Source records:

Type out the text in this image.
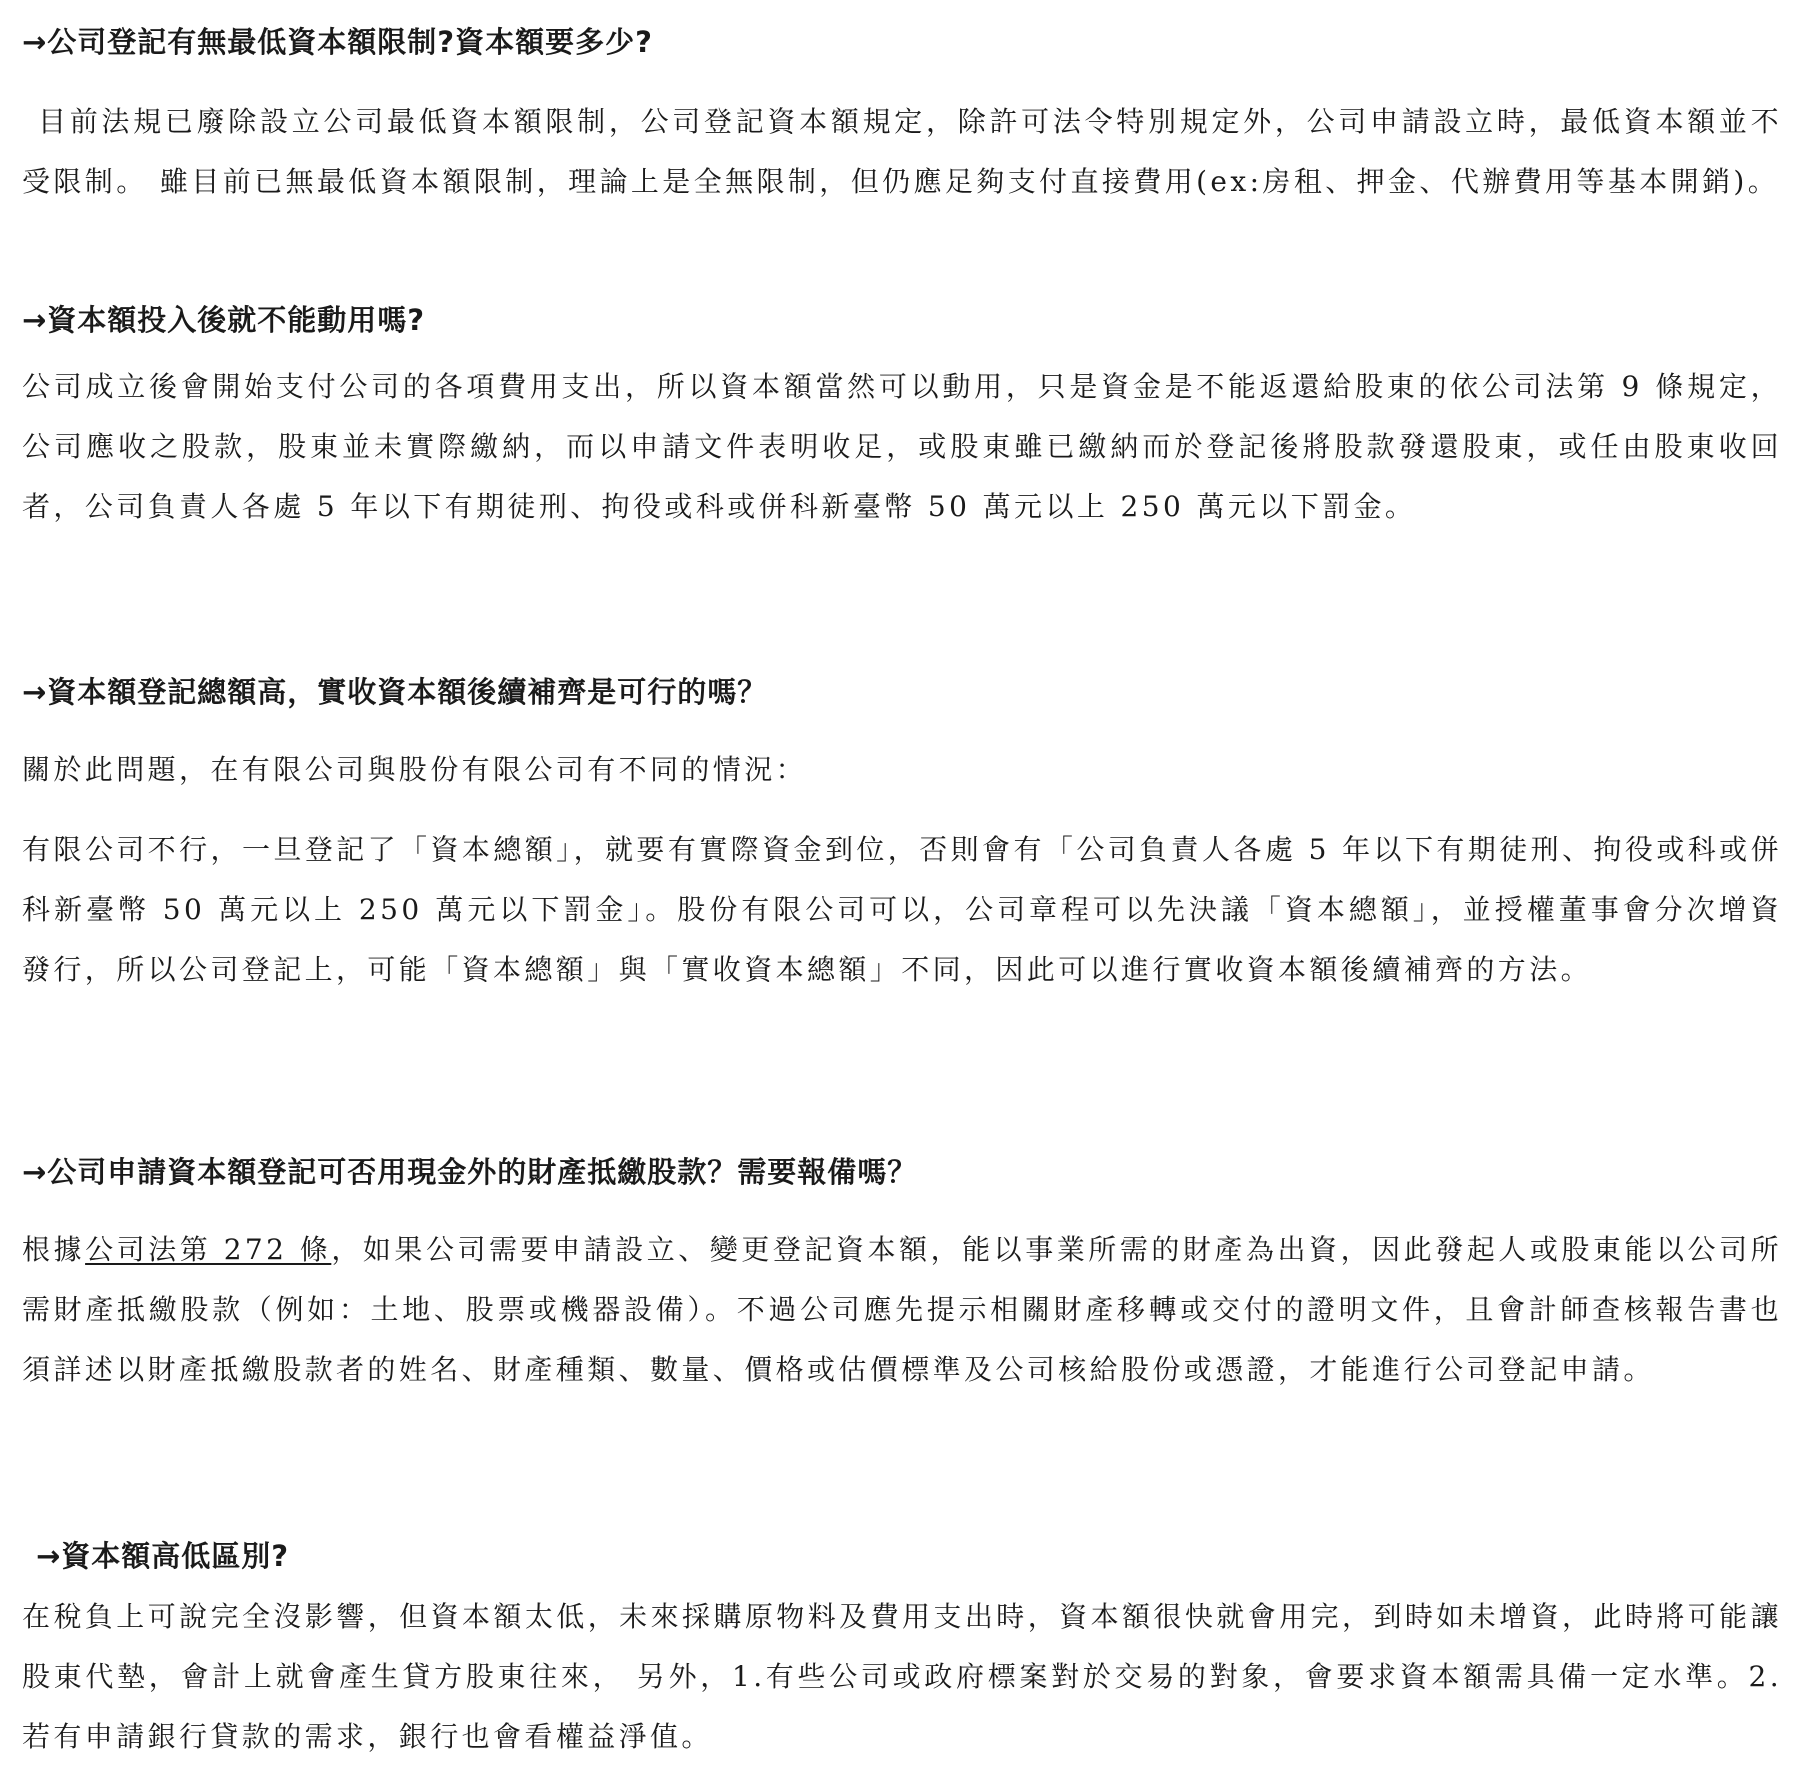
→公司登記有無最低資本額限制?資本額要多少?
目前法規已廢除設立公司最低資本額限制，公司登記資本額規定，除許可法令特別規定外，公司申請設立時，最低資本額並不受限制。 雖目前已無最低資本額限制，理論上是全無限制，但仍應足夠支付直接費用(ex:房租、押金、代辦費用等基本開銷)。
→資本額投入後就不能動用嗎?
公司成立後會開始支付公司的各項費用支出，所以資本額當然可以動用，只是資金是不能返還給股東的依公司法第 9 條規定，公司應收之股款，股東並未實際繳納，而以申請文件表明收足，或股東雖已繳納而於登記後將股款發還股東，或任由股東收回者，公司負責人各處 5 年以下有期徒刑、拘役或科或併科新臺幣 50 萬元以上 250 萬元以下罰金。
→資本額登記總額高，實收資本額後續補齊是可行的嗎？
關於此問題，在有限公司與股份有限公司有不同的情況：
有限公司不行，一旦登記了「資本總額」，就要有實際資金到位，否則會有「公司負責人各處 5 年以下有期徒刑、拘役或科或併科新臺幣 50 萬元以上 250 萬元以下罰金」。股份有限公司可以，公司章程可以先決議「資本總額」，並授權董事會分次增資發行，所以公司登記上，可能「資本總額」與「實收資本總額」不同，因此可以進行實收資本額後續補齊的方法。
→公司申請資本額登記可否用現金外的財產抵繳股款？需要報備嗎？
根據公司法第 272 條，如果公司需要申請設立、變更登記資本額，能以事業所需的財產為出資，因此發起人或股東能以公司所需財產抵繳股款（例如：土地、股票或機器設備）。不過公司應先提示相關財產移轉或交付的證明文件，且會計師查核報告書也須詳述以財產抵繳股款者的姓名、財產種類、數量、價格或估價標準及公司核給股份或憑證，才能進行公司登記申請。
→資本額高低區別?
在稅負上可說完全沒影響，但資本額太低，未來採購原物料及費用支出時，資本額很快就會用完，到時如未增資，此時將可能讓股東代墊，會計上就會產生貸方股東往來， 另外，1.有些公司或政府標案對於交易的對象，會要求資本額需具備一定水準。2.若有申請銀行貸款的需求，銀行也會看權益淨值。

> DIRECTION:
Quote the preceding listing precisely and completely, omitting its images.

> PROBLEM SOLUTION:
Type out the text in this image.
→公司登記有無最低資本額限制?資本額要多少?
目前法規已廢除設立公司最低資本額限制，公司登記資本額規定，除許可法令特別規定外，公司申請設立時，最低資本額並不受限制。 雖目前已無最低資本額限制，理論上是全無限制，但仍應足夠支付直接費用(ex:房租、押金、代辦費用等基本開銷)。
→資本額投入後就不能動用嗎?
公司成立後會開始支付公司的各項費用支出，所以資本額當然可以動用，只是資金是不能返還給股東的依公司法第 9 條規定，公司應收之股款，股東並未實際繳納，而以申請文件表明收足，或股東雖已繳納而於登記後將股款發還股東，或任由股東收回者，公司負責人各處 5 年以下有期徒刑、拘役或科或併科新臺幣 50 萬元以上 250 萬元以下罰金。
→資本額登記總額高，實收資本額後續補齊是可行的嗎？
關於此問題，在有限公司與股份有限公司有不同的情況：
有限公司不行，一旦登記了「資本總額」，就要有實際資金到位，否則會有「公司負責人各處 5 年以下有期徒刑、拘役或科或併科新臺幣 50 萬元以上 250 萬元以下罰金」。股份有限公司可以，公司章程可以先決議「資本總額」，並授權董事會分次增資發行，所以公司登記上，可能「資本總額」與「實收資本總額」不同，因此可以進行實收資本額後續補齊的方法。
→公司申請資本額登記可否用現金外的財產抵繳股款？需要報備嗎？
根據公司法第 272 條，如果公司需要申請設立、變更登記資本額，能以事業所需的財產為出資，因此發起人或股東能以公司所需財產抵繳股款（例如：土地、股票或機器設備）。不過公司應先提示相關財產移轉或交付的證明文件，且會計師查核報告書也須詳述以財產抵繳股款者的姓名、財產種類、數量、價格或估價標準及公司核給股份或憑證，才能進行公司登記申請。
→資本額高低區別?
在稅負上可說完全沒影響，但資本額太低，未來採購原物料及費用支出時，資本額很快就會用完，到時如未增資，此時將可能讓股東代墊，會計上就會產生貸方股東往來， 另外，1.有些公司或政府標案對於交易的對象，會要求資本額需具備一定水準。2.若有申請銀行貸款的需求，銀行也會看權益淨值。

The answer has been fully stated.